__Do this__: Isolate every line in the records below with "степени" in it.

__Extracted information__:
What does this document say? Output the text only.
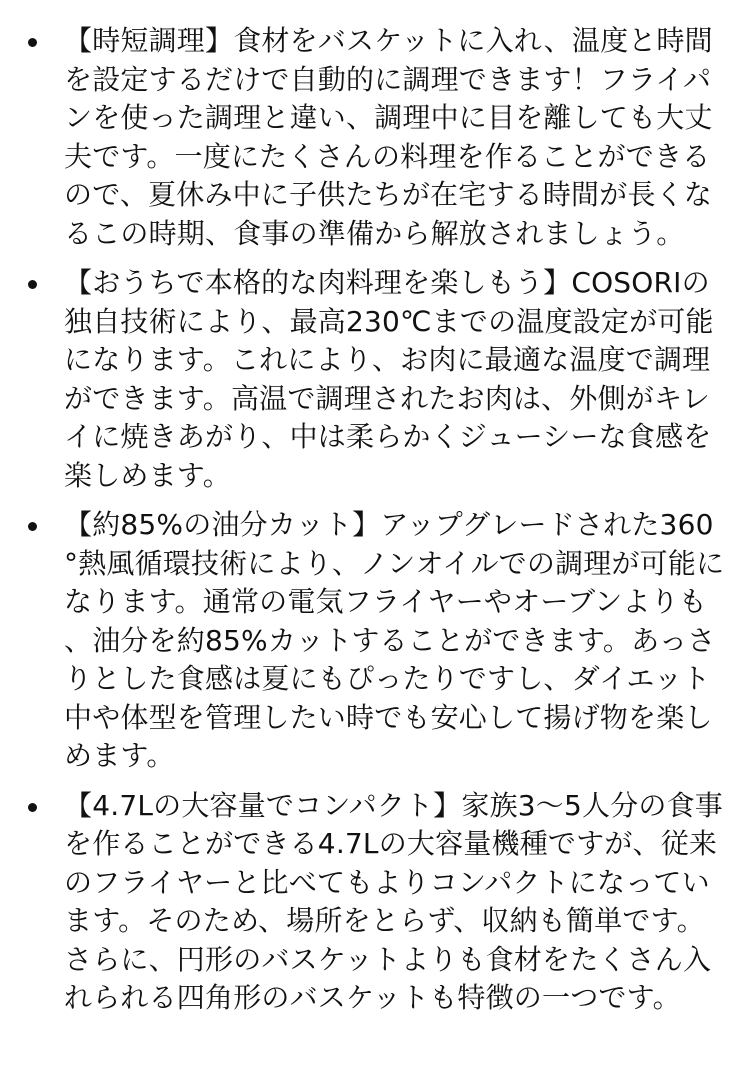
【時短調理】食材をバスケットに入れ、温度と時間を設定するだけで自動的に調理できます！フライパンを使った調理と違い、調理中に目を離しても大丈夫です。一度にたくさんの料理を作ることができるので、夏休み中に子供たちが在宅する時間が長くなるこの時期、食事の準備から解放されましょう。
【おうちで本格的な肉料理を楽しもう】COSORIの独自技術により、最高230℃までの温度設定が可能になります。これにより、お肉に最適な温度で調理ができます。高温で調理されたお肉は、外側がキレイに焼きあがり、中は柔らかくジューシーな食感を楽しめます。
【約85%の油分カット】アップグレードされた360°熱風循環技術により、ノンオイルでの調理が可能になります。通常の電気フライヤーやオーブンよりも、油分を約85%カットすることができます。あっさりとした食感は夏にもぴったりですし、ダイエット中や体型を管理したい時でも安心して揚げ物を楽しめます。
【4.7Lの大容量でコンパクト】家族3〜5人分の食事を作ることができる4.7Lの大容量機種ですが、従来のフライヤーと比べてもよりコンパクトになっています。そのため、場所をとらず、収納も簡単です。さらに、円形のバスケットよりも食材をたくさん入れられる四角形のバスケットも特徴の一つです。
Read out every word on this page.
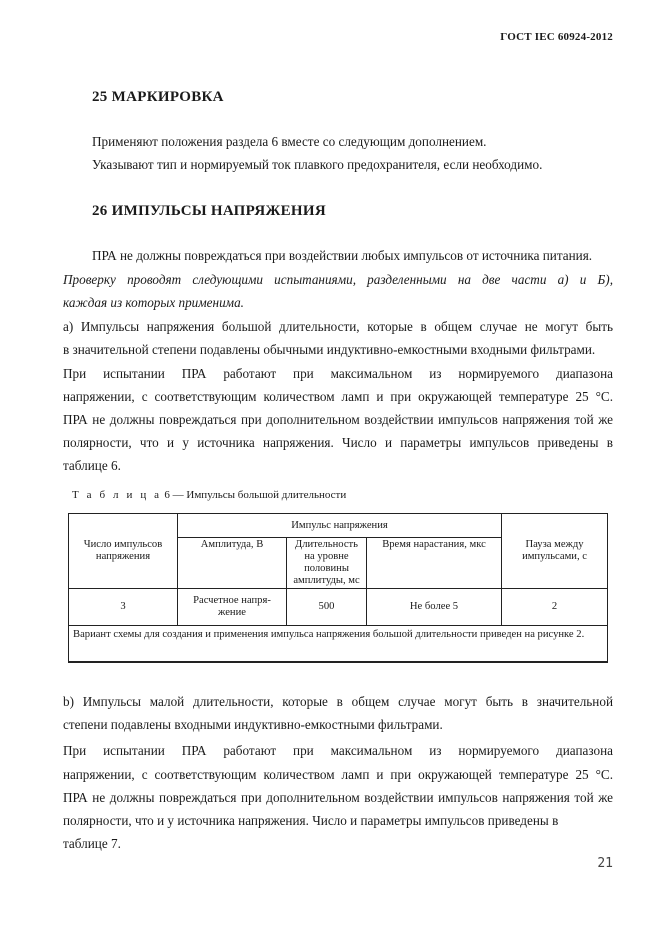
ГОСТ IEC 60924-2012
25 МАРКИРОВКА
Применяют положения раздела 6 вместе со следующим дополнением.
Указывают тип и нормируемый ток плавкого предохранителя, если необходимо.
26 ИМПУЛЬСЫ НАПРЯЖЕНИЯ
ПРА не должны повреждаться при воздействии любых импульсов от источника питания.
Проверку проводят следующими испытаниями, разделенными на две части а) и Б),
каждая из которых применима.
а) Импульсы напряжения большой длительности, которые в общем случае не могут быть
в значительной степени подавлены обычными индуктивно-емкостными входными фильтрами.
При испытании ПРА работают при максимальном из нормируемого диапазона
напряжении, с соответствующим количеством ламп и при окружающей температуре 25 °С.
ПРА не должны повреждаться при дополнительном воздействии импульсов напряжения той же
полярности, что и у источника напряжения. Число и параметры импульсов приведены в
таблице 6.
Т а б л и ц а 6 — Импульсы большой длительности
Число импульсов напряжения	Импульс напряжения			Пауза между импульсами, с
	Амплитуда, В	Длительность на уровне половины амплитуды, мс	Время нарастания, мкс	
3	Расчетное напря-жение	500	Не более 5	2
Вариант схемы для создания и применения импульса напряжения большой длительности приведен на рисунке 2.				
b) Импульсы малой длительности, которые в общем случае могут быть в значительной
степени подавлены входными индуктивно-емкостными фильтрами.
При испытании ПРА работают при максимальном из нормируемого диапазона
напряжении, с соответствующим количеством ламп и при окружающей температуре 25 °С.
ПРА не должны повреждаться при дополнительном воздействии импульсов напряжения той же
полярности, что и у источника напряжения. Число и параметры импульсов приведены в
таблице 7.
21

---

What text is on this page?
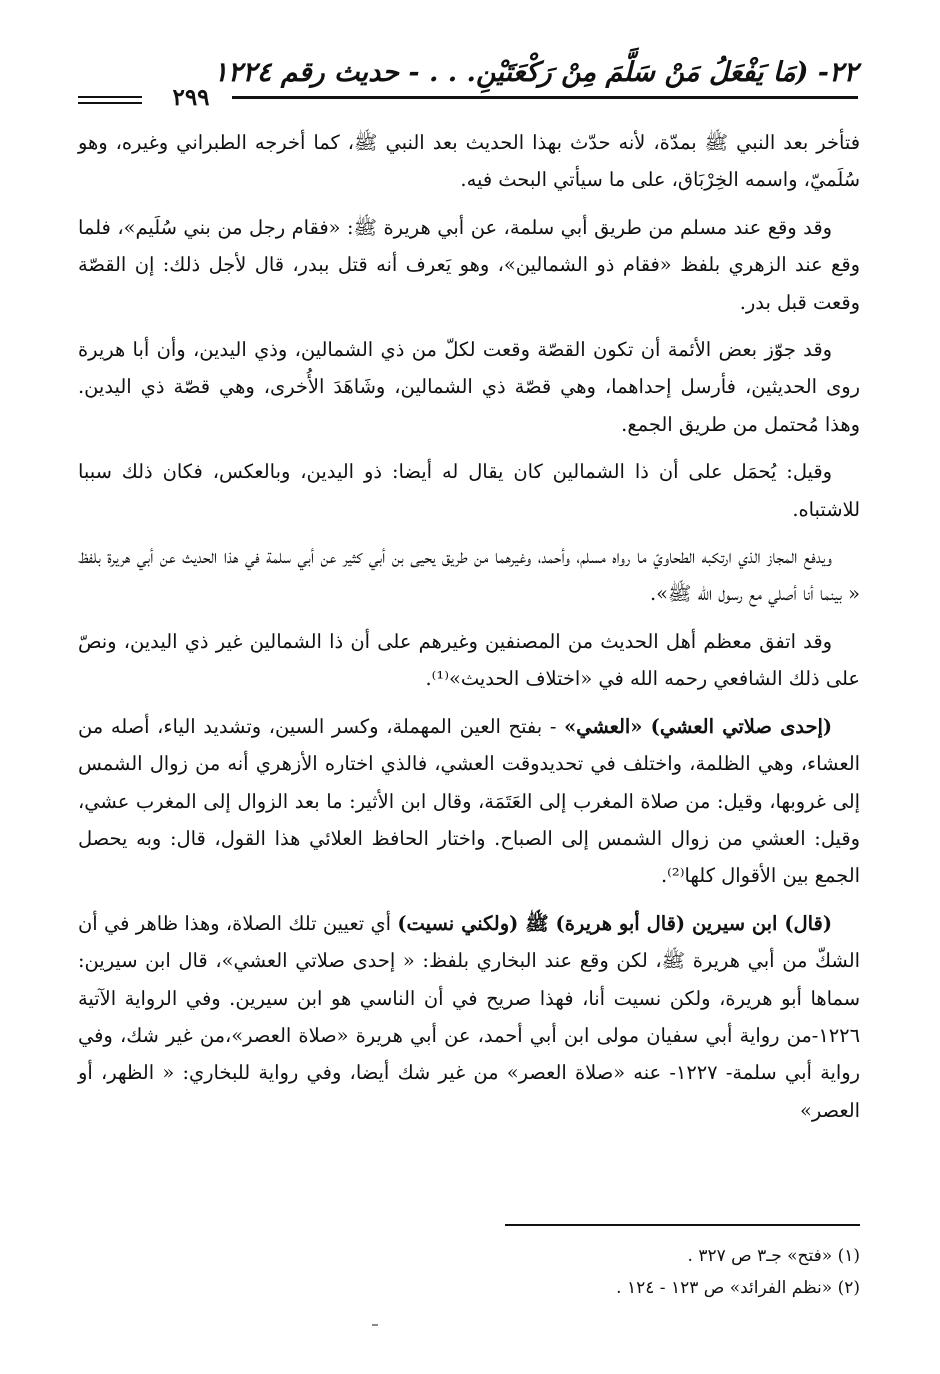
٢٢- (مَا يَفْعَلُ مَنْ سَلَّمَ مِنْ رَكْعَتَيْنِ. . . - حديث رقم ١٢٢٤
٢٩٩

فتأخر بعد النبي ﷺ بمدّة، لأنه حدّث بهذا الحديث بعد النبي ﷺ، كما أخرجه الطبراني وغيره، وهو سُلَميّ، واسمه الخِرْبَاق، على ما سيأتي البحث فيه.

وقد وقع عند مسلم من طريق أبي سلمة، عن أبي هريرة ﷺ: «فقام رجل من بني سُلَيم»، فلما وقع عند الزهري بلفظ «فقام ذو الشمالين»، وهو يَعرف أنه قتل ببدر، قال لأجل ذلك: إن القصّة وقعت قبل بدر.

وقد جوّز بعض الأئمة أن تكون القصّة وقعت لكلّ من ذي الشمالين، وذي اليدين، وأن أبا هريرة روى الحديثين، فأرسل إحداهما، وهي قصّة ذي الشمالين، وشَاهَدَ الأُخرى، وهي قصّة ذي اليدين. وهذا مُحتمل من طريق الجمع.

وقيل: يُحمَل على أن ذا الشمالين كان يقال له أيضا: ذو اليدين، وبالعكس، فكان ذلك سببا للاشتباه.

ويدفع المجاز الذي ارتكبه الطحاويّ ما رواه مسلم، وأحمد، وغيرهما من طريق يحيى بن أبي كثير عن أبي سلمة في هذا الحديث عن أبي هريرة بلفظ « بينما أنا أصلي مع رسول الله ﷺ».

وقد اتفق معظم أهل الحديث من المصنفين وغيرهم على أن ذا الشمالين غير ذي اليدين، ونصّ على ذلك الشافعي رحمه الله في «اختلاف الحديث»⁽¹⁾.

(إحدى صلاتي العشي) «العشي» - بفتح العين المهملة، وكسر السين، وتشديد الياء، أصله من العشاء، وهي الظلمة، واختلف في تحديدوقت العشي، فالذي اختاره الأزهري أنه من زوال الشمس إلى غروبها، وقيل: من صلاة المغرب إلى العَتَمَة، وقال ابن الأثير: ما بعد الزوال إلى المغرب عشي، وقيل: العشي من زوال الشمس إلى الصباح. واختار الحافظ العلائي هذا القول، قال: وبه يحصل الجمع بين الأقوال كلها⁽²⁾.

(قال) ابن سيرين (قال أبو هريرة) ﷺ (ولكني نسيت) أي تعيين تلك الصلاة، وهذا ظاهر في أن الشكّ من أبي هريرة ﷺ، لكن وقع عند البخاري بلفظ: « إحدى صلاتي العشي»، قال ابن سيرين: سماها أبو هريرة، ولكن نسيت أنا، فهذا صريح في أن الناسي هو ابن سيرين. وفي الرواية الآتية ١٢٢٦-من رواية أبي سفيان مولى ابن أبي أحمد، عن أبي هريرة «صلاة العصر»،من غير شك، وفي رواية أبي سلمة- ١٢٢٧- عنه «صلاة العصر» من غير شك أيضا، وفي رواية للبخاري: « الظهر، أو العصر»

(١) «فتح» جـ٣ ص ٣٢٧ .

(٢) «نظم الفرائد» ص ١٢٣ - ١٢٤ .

__Worked answer__:
в значительной степени подавлены обычными индуктивно-емкостными входными фильтрами.
степени подавлены входными индуктивно-емкостными фильтрами.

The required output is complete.